YOUR GOAL
Retype all of the data exactly as given.

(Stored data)
==========

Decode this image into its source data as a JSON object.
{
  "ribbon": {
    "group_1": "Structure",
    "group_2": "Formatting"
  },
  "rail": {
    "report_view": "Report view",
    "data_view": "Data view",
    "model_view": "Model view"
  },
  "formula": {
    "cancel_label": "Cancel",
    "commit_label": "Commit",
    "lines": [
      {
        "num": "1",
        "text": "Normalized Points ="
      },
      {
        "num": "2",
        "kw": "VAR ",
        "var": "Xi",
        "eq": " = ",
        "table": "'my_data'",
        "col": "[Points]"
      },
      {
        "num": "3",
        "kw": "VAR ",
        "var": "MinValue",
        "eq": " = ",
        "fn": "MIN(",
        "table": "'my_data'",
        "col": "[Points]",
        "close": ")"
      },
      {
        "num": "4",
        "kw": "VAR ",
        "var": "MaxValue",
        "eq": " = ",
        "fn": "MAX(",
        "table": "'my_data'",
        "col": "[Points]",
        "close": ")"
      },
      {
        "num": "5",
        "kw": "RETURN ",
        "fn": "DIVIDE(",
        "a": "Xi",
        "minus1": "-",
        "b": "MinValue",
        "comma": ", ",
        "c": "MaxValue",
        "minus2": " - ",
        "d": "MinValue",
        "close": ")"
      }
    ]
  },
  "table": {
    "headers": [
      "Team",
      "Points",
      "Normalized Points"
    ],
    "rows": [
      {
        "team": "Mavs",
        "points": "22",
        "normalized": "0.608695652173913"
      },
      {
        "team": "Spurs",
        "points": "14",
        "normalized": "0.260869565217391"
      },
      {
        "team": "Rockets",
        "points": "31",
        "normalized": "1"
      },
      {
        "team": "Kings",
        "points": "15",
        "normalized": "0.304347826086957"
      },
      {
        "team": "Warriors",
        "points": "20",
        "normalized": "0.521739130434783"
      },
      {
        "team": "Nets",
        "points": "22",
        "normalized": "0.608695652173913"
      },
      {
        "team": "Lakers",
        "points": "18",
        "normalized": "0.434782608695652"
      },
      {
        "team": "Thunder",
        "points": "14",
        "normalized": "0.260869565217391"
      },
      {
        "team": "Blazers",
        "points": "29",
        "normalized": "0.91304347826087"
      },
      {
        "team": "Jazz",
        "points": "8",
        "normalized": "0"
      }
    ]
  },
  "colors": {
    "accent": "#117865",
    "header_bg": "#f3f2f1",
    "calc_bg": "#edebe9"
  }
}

==========

FULL RESPONSE
Decode this image into its source data as a JSON object.
{
  "ribbon": {
    "group_1": "Structure",
    "group_2": "Formatting"
  },
  "rail": {
    "report_view": "Report view",
    "data_view": "Data view",
    "model_view": "Model view"
  },
  "formula": {
    "cancel_label": "Cancel",
    "commit_label": "Commit",
    "lines": [
      {
        "num": "1",
        "text": "Normalized Points ="
      },
      {
        "num": "2",
        "kw": "VAR ",
        "var": "Xi",
        "eq": " = ",
        "table": "'my_data'",
        "col": "[Points]"
      },
      {
        "num": "3",
        "kw": "VAR ",
        "var": "MinValue",
        "eq": " = ",
        "fn": "MIN(",
        "table": "'my_data'",
        "col": "[Points]",
        "close": ")"
      },
      {
        "num": "4",
        "kw": "VAR ",
        "var": "MaxValue",
        "eq": " = ",
        "fn": "MAX(",
        "table": "'my_data'",
        "col": "[Points]",
        "close": ")"
      },
      {
        "num": "5",
        "kw": "RETURN ",
        "fn": "DIVIDE(",
        "a": "Xi",
        "minus1": "-",
        "b": "MinValue",
        "comma": ", ",
        "c": "MaxValue",
        "minus2": " - ",
        "d": "MinValue",
        "close": ")"
      }
    ]
  },
  "table": {
    "headers": [
      "Team",
      "Points",
      "Normalized Points"
    ],
    "rows": [
      {
        "team": "Mavs",
        "points": "22",
        "normalized": "0.608695652173913"
      },
      {
        "team": "Spurs",
        "points": "14",
        "normalized": "0.260869565217391"
      },
      {
        "team": "Rockets",
        "points": "31",
        "normalized": "1"
      },
      {
        "team": "Kings",
        "points": "15",
        "normalized": "0.304347826086957"
      },
      {
        "team": "Warriors",
        "points": "20",
        "normalized": "0.521739130434783"
      },
      {
        "team": "Nets",
        "points": "22",
        "normalized": "0.608695652173913"
      },
      {
        "team": "Lakers",
        "points": "18",
        "normalized": "0.434782608695652"
      },
      {
        "team": "Thunder",
        "points": "14",
        "normalized": "0.260869565217391"
      },
      {
        "team": "Blazers",
        "points": "29",
        "normalized": "0.91304347826087"
      },
      {
        "team": "Jazz",
        "points": "8",
        "normalized": "0"
      }
    ]
  },
  "colors": {
    "accent": "#117865",
    "header_bg": "#f3f2f1",
    "calc_bg": "#edebe9"
  }
}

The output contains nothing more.